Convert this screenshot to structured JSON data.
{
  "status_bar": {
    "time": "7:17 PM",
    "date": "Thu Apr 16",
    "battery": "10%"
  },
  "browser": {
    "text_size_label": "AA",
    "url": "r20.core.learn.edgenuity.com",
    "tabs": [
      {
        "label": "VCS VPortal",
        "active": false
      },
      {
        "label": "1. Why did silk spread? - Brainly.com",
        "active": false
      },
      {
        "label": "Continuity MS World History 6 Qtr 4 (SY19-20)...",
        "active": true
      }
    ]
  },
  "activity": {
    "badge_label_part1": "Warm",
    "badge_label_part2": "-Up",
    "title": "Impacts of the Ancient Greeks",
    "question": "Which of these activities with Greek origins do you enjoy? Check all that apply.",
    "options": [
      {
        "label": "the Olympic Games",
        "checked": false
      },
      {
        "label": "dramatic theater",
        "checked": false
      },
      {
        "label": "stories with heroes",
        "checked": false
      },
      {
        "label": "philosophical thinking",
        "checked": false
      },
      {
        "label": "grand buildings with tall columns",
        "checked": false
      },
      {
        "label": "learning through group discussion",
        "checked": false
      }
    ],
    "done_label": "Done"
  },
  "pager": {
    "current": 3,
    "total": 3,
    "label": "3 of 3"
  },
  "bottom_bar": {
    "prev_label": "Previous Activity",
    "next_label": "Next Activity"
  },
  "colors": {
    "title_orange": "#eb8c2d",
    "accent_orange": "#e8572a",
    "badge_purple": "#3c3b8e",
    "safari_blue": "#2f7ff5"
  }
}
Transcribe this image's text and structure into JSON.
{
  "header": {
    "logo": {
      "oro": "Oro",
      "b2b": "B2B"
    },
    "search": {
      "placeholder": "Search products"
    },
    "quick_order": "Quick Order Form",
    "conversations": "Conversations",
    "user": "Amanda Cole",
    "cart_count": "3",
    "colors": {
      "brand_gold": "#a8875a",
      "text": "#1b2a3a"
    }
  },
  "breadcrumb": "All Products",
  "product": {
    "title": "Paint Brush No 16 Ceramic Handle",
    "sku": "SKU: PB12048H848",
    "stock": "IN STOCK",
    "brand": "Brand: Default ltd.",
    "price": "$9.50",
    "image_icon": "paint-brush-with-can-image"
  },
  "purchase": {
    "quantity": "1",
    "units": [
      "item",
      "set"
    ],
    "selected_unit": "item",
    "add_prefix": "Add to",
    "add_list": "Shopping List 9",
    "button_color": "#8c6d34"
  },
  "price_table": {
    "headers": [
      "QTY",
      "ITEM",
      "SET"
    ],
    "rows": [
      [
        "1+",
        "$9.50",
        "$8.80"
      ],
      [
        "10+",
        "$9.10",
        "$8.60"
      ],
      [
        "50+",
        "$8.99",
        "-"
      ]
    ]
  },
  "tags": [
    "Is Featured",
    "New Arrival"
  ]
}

#### [GIVEN EXERCISE]
Exactly as written, please output every entry.

#### [TASK SOLUTION]
Convert this screenshot to structured JSON data.
{
  "status_bar": {
    "time": "7:17 PM",
    "date": "Thu Apr 16",
    "battery": "10%"
  },
  "browser": {
    "text_size_label": "AA",
    "url": "r20.core.learn.edgenuity.com",
    "tabs": [
      {
        "label": "VCS VPortal",
        "active": false
      },
      {
        "label": "1. Why did silk spread? - Brainly.com",
        "active": false
      },
      {
        "label": "Continuity MS World History 6 Qtr 4 (SY19-20)...",
        "active": true
      }
    ]
  },
  "activity": {
    "badge_label_part1": "Warm",
    "badge_label_part2": "-Up",
    "title": "Impacts of the Ancient Greeks",
    "question": "Which of these activities with Greek origins do you enjoy? Check all that apply.",
    "options": [
      {
        "label": "the Olympic Games",
        "checked": false
      },
      {
        "label": "dramatic theater",
        "checked": false
      },
      {
        "label": "stories with heroes",
        "checked": false
      },
      {
        "label": "philosophical thinking",
        "checked": false
      },
      {
        "label": "grand buildings with tall columns",
        "checked": false
      },
      {
        "label": "learning through group discussion",
        "checked": false
      }
    ],
    "done_label": "Done"
  },
  "pager": {
    "current": 3,
    "total": 3,
    "label": "3 of 3"
  },
  "bottom_bar": {
    "prev_label": "Previous Activity",
    "next_label": "Next Activity"
  },
  "colors": {
    "title_orange": "#eb8c2d",
    "accent_orange": "#e8572a",
    "badge_purple": "#3c3b8e",
    "safari_blue": "#2f7ff5"
  }
}
Transcribe this image's text and structure into JSON.
{
  "header": {
    "logo": {
      "oro": "Oro",
      "b2b": "B2B"
    },
    "search": {
      "placeholder": "Search products"
    },
    "quick_order": "Quick Order Form",
    "conversations": "Conversations",
    "user": "Amanda Cole",
    "cart_count": "3",
    "colors": {
      "brand_gold": "#a8875a",
      "text": "#1b2a3a"
    }
  },
  "breadcrumb": "All Products",
  "product": {
    "title": "Paint Brush No 16 Ceramic Handle",
    "sku": "SKU: PB12048H848",
    "stock": "IN STOCK",
    "brand": "Brand: Default ltd.",
    "price": "$9.50",
    "image_icon": "paint-brush-with-can-image"
  },
  "purchase": {
    "quantity": "1",
    "units": [
      "item",
      "set"
    ],
    "selected_unit": "item",
    "add_prefix": "Add to",
    "add_list": "Shopping List 9",
    "button_color": "#8c6d34"
  },
  "price_table": {
    "headers": [
      "QTY",
      "ITEM",
      "SET"
    ],
    "rows": [
      [
        "1+",
        "$9.50",
        "$8.80"
      ],
      [
        "10+",
        "$9.10",
        "$8.60"
      ],
      [
        "50+",
        "$8.99",
        "-"
      ]
    ]
  },
  "tags": [
    "Is Featured",
    "New Arrival"
  ]
}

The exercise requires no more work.